__Prompt__: Single out the lines of the material that contain "CANONS" and copy them.

────

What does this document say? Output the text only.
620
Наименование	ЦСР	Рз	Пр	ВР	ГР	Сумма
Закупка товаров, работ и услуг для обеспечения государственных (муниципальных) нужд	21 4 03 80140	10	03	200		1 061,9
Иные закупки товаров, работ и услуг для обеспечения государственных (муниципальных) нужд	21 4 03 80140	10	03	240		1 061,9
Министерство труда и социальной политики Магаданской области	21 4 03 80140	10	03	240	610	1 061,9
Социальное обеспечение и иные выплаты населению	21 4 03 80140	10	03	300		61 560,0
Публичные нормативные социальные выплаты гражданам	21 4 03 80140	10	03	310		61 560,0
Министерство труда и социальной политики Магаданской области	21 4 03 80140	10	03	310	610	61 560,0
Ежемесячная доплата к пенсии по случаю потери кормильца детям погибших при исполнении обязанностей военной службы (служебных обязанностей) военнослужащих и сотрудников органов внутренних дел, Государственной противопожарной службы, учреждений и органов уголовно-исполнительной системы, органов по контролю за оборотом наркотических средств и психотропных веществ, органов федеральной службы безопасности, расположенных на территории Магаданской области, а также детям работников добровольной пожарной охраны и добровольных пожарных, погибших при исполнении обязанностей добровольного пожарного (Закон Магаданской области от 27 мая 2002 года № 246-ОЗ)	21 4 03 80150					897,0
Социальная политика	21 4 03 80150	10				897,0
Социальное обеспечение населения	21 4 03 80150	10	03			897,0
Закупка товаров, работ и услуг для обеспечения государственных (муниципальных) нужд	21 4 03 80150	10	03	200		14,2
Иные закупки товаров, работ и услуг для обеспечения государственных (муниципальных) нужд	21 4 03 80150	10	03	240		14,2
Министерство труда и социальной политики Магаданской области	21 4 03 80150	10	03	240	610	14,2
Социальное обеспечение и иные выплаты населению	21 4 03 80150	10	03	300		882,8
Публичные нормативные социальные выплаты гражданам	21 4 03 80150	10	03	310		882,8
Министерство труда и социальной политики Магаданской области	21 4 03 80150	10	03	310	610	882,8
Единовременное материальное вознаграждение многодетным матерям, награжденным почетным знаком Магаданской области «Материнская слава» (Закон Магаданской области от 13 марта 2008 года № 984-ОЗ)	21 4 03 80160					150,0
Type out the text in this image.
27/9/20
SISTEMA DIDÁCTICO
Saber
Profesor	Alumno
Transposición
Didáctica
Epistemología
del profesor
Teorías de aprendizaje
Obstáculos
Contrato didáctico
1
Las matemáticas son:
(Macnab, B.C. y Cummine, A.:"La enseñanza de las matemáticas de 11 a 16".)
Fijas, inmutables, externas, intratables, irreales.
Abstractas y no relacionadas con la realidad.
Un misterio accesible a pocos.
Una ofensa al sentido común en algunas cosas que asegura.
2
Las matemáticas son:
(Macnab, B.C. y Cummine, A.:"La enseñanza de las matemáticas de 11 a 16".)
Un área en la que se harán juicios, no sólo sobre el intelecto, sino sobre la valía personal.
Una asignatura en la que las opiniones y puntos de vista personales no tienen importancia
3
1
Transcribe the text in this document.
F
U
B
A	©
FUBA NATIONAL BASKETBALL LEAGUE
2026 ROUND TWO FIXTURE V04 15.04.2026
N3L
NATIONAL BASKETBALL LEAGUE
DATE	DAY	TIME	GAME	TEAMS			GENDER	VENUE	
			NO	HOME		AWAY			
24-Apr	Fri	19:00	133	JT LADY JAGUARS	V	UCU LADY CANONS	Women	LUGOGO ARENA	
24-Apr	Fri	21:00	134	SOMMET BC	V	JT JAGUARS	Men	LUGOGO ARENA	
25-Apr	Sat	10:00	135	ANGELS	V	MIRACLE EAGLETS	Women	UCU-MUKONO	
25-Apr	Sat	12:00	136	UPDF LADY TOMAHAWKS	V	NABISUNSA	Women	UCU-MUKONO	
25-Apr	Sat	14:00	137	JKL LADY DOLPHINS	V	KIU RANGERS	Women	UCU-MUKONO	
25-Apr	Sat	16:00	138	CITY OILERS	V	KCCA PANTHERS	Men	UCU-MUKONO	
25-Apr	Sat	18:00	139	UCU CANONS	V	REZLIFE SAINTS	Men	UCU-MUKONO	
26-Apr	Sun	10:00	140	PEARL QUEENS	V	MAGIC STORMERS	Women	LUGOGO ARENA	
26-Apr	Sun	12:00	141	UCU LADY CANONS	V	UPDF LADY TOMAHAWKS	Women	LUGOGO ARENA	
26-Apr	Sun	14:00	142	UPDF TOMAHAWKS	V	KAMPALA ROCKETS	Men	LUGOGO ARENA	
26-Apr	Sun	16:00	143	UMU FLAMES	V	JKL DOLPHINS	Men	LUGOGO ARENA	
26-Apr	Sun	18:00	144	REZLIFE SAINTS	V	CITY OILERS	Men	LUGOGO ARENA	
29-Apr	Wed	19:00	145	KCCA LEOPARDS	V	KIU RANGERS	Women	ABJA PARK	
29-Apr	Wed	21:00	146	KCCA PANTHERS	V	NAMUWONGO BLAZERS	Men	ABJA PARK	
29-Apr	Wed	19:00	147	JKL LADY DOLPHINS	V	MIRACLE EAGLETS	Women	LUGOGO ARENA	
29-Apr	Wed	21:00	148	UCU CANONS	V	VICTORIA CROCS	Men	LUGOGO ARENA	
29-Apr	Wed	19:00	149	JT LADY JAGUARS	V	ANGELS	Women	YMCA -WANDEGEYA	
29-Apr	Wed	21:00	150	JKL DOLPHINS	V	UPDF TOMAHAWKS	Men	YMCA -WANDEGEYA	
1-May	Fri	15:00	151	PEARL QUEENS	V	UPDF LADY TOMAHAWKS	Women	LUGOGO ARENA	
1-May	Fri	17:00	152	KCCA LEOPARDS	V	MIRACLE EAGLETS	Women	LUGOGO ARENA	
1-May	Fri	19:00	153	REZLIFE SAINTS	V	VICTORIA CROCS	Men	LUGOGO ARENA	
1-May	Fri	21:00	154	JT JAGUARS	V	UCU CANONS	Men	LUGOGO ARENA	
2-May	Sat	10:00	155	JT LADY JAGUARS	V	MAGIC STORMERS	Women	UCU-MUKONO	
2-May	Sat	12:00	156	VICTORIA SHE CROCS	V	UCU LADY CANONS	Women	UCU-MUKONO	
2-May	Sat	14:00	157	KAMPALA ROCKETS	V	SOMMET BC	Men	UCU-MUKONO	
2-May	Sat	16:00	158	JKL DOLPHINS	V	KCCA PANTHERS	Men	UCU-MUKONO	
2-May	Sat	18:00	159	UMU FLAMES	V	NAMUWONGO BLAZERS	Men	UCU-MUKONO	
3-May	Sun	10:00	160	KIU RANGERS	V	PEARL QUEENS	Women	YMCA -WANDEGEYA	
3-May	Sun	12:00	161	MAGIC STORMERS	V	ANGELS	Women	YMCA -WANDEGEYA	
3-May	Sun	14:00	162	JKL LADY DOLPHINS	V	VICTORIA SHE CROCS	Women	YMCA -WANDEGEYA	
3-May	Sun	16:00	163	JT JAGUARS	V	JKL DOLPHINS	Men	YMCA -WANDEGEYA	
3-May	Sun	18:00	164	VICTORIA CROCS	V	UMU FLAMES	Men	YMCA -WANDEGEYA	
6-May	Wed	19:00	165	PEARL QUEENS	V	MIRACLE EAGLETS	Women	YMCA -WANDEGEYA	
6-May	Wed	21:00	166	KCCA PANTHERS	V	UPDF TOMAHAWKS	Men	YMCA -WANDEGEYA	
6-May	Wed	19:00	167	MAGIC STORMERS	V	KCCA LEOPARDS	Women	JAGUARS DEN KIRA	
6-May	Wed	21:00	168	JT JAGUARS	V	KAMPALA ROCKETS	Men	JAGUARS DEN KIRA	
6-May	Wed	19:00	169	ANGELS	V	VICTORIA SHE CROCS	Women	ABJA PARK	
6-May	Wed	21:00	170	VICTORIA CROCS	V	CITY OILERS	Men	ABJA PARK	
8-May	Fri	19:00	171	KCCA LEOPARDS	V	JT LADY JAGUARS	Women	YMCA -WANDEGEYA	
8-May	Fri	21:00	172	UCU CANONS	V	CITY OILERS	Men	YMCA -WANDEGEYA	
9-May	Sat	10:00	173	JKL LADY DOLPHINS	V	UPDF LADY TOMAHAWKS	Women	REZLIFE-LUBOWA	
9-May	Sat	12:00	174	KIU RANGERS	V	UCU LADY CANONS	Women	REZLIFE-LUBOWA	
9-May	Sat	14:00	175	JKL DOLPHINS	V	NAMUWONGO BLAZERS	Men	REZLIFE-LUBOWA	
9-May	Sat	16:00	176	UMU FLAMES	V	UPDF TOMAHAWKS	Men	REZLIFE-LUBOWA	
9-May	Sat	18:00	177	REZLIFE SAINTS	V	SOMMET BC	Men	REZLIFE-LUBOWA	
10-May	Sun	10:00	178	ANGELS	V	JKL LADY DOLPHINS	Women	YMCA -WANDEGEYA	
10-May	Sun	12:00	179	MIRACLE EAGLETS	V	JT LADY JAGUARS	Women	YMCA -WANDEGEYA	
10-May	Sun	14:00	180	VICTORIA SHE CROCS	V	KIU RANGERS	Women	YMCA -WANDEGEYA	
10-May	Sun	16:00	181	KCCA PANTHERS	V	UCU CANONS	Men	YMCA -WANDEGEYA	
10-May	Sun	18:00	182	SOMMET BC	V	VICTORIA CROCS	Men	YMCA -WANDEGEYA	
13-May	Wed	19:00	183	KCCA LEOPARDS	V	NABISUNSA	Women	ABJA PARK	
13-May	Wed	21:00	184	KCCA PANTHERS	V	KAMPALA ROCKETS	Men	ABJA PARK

────

__Response to this task__:
24-Apr	Fri	19:00	133	JT LADY JAGUARS	V	UCU LADY CANONS	Women	LUGOGO ARENA	
25-Apr	Sat	18:00	139	UCU CANONS	V	REZLIFE SAINTS	Men	UCU-MUKONO	
26-Apr	Sun	12:00	141	UCU LADY CANONS	V	UPDF LADY TOMAHAWKS	Women	LUGOGO ARENA	
29-Apr	Wed	21:00	148	UCU CANONS	V	VICTORIA CROCS	Men	LUGOGO ARENA	
1-May	Fri	21:00	154	JT JAGUARS	V	UCU CANONS	Men	LUGOGO ARENA	
2-May	Sat	12:00	156	VICTORIA SHE CROCS	V	UCU LADY CANONS	Women	UCU-MUKONO	
8-May	Fri	21:00	172	UCU CANONS	V	CITY OILERS	Men	YMCA -WANDEGEYA	
9-May	Sat	12:00	174	KIU RANGERS	V	UCU LADY CANONS	Women	REZLIFE-LUBOWA	
10-May	Sun	16:00	181	KCCA PANTHERS	V	UCU CANONS	Men	YMCA -WANDEGEYA	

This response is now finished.